### Problem
Make an exact copy of all the records.

[Stored records]
:::::

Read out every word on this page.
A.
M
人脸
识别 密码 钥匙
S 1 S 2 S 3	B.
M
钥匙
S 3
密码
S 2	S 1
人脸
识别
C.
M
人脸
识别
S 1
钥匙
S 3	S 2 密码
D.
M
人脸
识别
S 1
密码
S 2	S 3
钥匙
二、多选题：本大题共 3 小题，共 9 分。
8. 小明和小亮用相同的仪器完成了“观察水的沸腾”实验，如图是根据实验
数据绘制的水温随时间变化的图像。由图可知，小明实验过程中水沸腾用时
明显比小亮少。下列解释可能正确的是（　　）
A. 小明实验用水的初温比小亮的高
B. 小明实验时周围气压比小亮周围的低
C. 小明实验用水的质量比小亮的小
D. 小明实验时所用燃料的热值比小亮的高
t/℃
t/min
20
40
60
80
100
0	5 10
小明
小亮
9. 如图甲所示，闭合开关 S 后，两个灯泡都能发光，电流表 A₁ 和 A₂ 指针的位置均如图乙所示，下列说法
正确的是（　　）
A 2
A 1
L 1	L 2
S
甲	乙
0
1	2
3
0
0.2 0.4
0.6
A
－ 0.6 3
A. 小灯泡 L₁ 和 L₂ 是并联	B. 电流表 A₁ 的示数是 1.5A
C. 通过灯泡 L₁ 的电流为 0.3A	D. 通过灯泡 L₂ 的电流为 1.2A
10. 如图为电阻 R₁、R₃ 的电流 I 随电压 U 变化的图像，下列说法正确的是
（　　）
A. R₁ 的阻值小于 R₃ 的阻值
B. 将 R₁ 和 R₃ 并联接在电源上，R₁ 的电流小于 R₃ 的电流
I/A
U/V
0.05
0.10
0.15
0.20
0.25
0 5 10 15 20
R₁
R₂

:::::

### Correct output
Read out every word on this page.
A.
M
人脸
识别 密码 钥匙
S 1 S 2 S 3	B.
M
钥匙
S 3
密码
S 2	S 1
人脸
识别
C.
M
人脸
识别
S 1
钥匙
S 3	S 2 密码
D.
M
人脸
识别
S 1
密码
S 2	S 3
钥匙
二、多选题：本大题共 3 小题，共 9 分。
8. 小明和小亮用相同的仪器完成了“观察水的沸腾”实验，如图是根据实验
数据绘制的水温随时间变化的图像。由图可知，小明实验过程中水沸腾用时
明显比小亮少。下列解释可能正确的是（　　）
A. 小明实验用水的初温比小亮的高
B. 小明实验时周围气压比小亮周围的低
C. 小明实验用水的质量比小亮的小
D. 小明实验时所用燃料的热值比小亮的高
t/℃
t/min
20
40
60
80
100
0	5 10
小明
小亮
9. 如图甲所示，闭合开关 S 后，两个灯泡都能发光，电流表 A₁ 和 A₂ 指针的位置均如图乙所示，下列说法
正确的是（　　）
A 2
A 1
L 1	L 2
S
甲	乙
0
1	2
3
0
0.2 0.4
0.6
A
－ 0.6 3
A. 小灯泡 L₁ 和 L₂ 是并联	B. 电流表 A₁ 的示数是 1.5A
C. 通过灯泡 L₁ 的电流为 0.3A	D. 通过灯泡 L₂ 的电流为 1.2A
10. 如图为电阻 R₁、R₃ 的电流 I 随电压 U 变化的图像，下列说法正确的是
（　　）
A. R₁ 的阻值小于 R₃ 的阻值
B. 将 R₁ 和 R₃ 并联接在电源上，R₁ 的电流小于 R₃ 的电流
I/A
U/V
0.05
0.10
0.15
0.20
0.25
0 5 10 15 20
R₁
R₂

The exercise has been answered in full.